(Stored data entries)
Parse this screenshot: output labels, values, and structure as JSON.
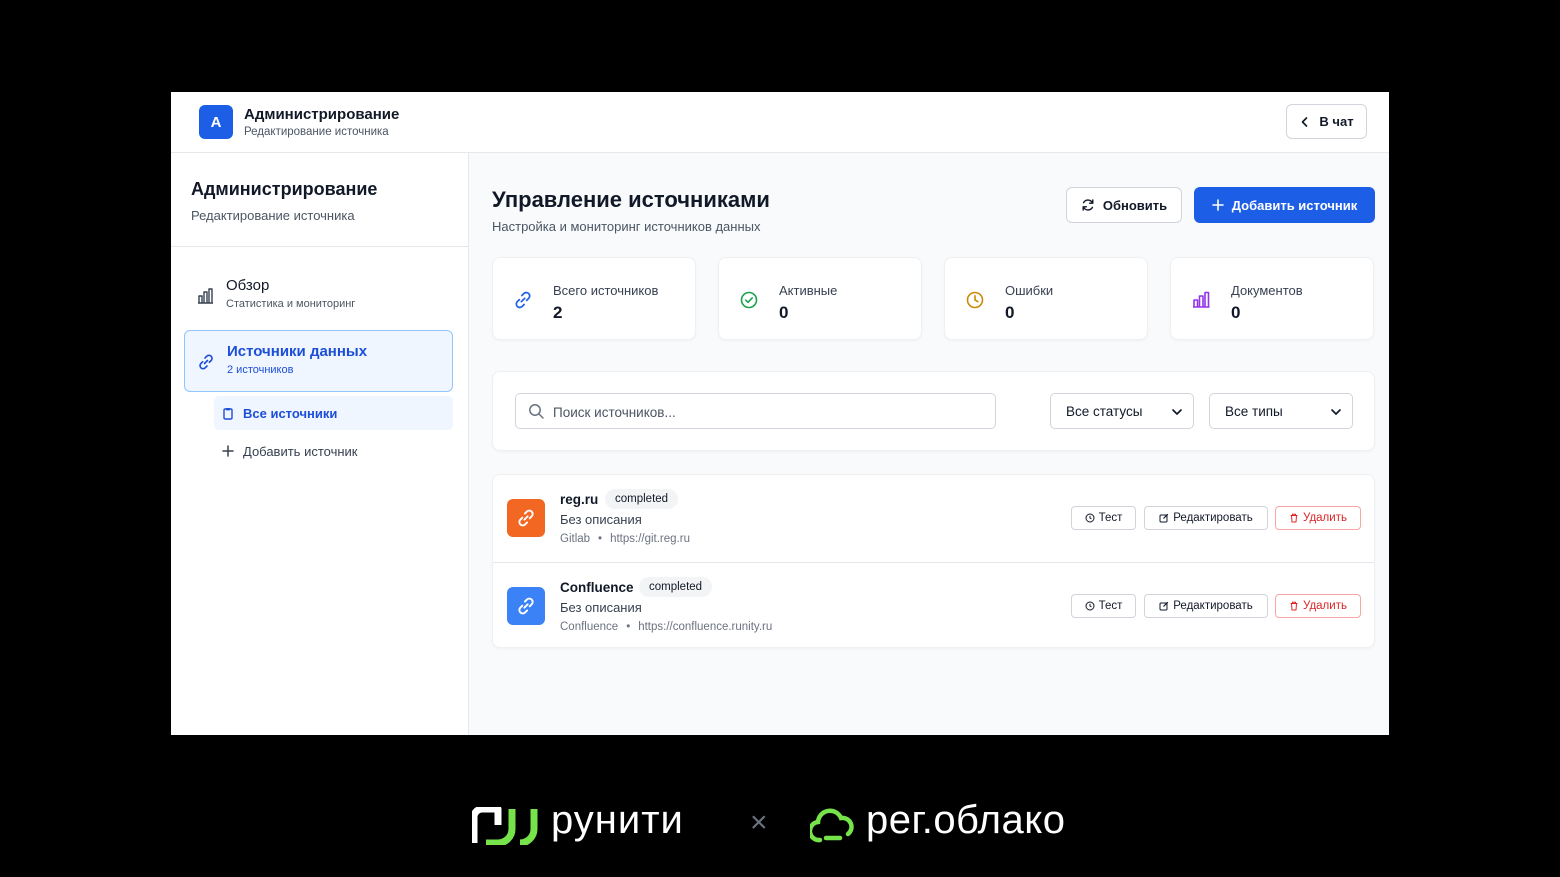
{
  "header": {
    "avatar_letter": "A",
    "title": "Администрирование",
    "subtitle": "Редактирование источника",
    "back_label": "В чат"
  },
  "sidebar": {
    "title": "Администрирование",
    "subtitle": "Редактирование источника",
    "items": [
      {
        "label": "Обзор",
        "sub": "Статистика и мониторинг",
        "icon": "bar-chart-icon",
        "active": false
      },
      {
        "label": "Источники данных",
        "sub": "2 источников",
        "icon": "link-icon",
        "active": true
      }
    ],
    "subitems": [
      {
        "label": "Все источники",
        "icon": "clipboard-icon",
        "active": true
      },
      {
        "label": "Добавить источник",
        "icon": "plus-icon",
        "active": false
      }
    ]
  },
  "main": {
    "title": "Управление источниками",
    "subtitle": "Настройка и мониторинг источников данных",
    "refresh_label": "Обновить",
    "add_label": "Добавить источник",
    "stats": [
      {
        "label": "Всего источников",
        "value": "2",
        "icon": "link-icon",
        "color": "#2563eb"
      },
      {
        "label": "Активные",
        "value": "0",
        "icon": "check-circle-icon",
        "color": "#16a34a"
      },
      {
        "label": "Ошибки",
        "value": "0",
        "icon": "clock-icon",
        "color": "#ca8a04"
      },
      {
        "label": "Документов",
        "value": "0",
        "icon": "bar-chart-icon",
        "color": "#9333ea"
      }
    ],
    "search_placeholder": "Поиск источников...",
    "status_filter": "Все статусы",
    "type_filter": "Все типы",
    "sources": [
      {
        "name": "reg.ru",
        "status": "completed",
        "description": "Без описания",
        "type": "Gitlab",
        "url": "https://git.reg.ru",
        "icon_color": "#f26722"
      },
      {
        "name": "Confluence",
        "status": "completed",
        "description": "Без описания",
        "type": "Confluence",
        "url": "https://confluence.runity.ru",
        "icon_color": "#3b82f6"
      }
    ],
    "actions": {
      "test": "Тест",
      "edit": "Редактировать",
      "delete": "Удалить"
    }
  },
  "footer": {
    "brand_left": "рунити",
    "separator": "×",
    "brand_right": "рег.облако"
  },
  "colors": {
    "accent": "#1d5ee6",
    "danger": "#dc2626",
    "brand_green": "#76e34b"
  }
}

What this task involves:
Filter the entries down to the lines containing "https". Copy each of those lines.

Problem solution:
        "url": "https://git.reg.ru",
        "url": "https://confluence.runity.ru",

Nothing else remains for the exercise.